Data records
###
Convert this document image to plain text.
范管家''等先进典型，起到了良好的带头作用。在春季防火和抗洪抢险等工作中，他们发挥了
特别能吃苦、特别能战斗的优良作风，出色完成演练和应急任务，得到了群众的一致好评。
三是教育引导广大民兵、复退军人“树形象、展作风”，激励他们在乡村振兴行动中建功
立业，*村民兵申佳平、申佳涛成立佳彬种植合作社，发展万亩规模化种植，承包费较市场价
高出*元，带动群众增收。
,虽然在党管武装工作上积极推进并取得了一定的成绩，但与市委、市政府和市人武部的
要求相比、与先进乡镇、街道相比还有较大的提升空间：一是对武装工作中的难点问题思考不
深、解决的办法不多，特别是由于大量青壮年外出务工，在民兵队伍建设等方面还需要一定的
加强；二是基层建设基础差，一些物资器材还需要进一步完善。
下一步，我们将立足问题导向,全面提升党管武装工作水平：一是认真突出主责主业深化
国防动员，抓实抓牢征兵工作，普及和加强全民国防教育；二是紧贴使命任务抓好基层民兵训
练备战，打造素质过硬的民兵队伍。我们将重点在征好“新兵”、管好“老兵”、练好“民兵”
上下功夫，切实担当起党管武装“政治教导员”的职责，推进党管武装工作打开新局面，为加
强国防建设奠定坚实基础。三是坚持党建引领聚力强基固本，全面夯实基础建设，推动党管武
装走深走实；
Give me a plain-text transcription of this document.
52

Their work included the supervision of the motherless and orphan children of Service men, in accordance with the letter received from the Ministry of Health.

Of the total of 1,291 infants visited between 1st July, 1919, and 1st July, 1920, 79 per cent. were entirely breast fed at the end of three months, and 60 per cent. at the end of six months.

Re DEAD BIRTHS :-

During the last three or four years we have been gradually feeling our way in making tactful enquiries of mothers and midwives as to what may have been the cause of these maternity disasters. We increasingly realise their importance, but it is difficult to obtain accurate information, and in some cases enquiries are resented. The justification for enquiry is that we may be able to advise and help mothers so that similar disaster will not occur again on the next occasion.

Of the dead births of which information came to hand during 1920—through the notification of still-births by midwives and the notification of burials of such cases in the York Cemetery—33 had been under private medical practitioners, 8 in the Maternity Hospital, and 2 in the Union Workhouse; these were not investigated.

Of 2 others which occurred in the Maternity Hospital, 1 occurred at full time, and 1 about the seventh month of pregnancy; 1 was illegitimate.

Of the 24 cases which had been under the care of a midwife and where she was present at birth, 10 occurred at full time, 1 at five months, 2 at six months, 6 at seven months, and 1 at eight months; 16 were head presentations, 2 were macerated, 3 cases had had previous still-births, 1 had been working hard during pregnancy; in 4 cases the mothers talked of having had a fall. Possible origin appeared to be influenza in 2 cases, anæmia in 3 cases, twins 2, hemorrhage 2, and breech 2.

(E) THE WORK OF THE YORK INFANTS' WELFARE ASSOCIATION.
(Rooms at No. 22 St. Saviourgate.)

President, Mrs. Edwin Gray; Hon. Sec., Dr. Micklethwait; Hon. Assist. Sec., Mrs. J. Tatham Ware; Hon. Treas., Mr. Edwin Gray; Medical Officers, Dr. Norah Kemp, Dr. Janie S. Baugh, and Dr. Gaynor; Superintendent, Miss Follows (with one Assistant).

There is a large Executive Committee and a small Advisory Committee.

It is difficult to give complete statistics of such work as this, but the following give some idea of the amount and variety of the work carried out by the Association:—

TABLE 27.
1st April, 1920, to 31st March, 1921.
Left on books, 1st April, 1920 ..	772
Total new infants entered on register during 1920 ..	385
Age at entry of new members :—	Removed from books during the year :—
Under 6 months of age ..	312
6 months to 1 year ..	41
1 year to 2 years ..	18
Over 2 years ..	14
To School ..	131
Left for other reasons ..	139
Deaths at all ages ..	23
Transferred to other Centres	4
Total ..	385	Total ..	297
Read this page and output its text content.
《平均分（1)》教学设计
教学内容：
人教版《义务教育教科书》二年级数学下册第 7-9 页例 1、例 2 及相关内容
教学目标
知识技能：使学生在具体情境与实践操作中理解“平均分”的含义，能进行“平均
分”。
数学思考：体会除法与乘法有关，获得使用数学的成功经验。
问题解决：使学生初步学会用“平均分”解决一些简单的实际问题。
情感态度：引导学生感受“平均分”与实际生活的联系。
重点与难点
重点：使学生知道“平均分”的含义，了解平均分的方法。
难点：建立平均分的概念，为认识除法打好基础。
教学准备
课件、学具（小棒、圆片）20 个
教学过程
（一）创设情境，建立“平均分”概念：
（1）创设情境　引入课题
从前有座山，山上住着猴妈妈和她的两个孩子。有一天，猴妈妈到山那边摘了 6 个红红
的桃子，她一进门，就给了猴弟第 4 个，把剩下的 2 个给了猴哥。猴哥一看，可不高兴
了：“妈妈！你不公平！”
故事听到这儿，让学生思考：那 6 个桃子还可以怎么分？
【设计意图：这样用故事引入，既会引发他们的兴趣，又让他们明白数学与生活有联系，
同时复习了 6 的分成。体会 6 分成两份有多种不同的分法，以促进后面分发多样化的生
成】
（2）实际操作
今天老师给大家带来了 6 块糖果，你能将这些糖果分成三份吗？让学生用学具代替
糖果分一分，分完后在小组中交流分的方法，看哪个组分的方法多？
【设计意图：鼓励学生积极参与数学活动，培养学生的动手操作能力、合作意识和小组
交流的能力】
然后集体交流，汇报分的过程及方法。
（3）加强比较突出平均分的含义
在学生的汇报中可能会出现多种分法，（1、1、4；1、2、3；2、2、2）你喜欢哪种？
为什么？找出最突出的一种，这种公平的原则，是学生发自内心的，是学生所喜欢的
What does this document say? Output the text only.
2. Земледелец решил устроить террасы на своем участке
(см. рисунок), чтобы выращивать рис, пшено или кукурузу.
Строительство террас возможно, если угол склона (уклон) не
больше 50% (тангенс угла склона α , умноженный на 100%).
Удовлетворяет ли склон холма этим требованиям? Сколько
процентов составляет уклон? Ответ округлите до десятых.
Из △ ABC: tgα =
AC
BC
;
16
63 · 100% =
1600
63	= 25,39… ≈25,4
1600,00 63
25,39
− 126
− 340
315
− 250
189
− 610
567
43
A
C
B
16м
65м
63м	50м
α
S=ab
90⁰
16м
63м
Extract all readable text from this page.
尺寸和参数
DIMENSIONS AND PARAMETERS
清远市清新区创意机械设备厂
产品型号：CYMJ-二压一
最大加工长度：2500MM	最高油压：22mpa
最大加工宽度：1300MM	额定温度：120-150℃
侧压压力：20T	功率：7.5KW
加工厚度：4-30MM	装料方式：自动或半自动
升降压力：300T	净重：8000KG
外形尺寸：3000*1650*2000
###
Collect each line holding the string "Left".

Left on books, 1st April, 1920 ..	772
Left for other reasons ..	139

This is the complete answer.